[What to work on] Make an exact copy of each entry, leaving out every picture.

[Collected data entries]
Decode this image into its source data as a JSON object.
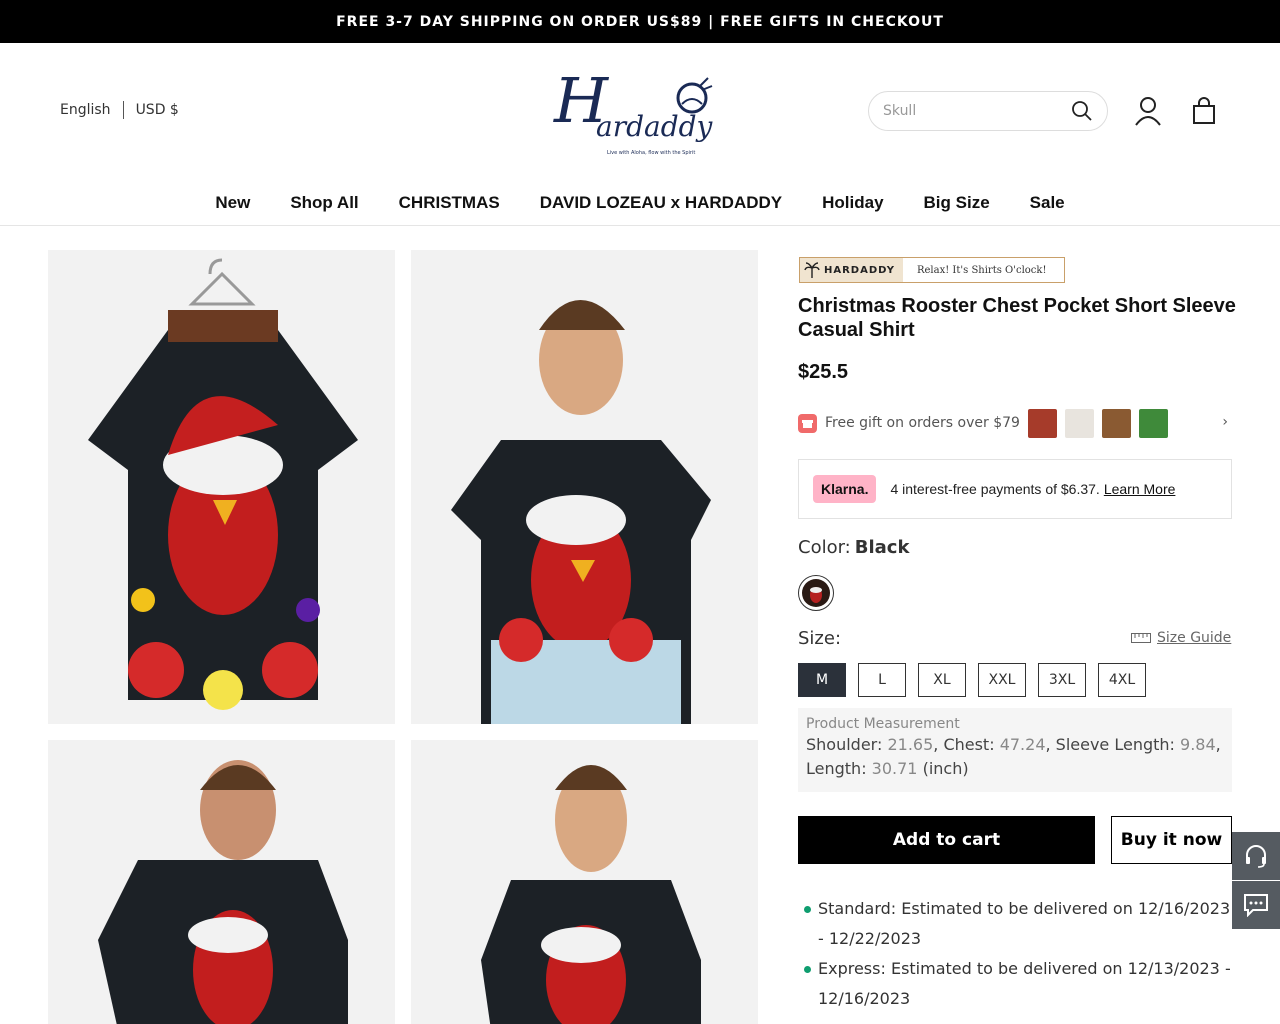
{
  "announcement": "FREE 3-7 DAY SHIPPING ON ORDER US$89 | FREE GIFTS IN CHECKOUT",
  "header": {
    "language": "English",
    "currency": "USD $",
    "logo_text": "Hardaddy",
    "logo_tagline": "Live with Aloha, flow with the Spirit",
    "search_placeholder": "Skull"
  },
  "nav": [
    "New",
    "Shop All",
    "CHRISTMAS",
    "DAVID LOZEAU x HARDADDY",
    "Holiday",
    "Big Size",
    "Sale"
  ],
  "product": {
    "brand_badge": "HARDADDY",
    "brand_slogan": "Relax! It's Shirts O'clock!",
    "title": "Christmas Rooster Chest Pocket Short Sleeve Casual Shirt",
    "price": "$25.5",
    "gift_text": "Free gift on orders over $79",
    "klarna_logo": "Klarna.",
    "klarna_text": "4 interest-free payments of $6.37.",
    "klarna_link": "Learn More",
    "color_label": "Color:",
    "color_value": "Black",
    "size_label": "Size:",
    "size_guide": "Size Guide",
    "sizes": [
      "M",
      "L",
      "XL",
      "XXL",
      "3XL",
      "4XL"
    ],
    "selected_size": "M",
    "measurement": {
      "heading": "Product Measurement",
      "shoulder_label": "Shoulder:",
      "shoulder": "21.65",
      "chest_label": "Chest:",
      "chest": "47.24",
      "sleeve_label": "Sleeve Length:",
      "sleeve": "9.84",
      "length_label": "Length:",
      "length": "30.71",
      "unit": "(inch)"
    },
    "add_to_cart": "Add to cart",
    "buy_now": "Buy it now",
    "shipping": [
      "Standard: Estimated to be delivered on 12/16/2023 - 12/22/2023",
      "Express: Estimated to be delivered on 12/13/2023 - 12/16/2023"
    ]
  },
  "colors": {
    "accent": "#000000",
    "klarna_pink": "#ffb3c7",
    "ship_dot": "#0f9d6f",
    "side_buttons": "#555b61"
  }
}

[Solution for this exercise]
Decode this image into its source data as a JSON object.
{
  "announcement": "FREE 3-7 DAY SHIPPING ON ORDER US$89 | FREE GIFTS IN CHECKOUT",
  "header": {
    "language": "English",
    "currency": "USD $",
    "logo_text": "Hardaddy",
    "logo_tagline": "Live with Aloha, flow with the Spirit",
    "search_placeholder": "Skull"
  },
  "nav": [
    "New",
    "Shop All",
    "CHRISTMAS",
    "DAVID LOZEAU x HARDADDY",
    "Holiday",
    "Big Size",
    "Sale"
  ],
  "product": {
    "brand_badge": "HARDADDY",
    "brand_slogan": "Relax! It's Shirts O'clock!",
    "title": "Christmas Rooster Chest Pocket Short Sleeve Casual Shirt",
    "price": "$25.5",
    "gift_text": "Free gift on orders over $79",
    "klarna_logo": "Klarna.",
    "klarna_text": "4 interest-free payments of $6.37.",
    "klarna_link": "Learn More",
    "color_label": "Color:",
    "color_value": "Black",
    "size_label": "Size:",
    "size_guide": "Size Guide",
    "sizes": [
      "M",
      "L",
      "XL",
      "XXL",
      "3XL",
      "4XL"
    ],
    "selected_size": "M",
    "measurement": {
      "heading": "Product Measurement",
      "shoulder_label": "Shoulder:",
      "shoulder": "21.65",
      "chest_label": "Chest:",
      "chest": "47.24",
      "sleeve_label": "Sleeve Length:",
      "sleeve": "9.84",
      "length_label": "Length:",
      "length": "30.71",
      "unit": "(inch)"
    },
    "add_to_cart": "Add to cart",
    "buy_now": "Buy it now",
    "shipping": [
      "Standard: Estimated to be delivered on 12/16/2023 - 12/22/2023",
      "Express: Estimated to be delivered on 12/13/2023 - 12/16/2023"
    ]
  },
  "colors": {
    "accent": "#000000",
    "klarna_pink": "#ffb3c7",
    "ship_dot": "#0f9d6f",
    "side_buttons": "#555b61"
  }
}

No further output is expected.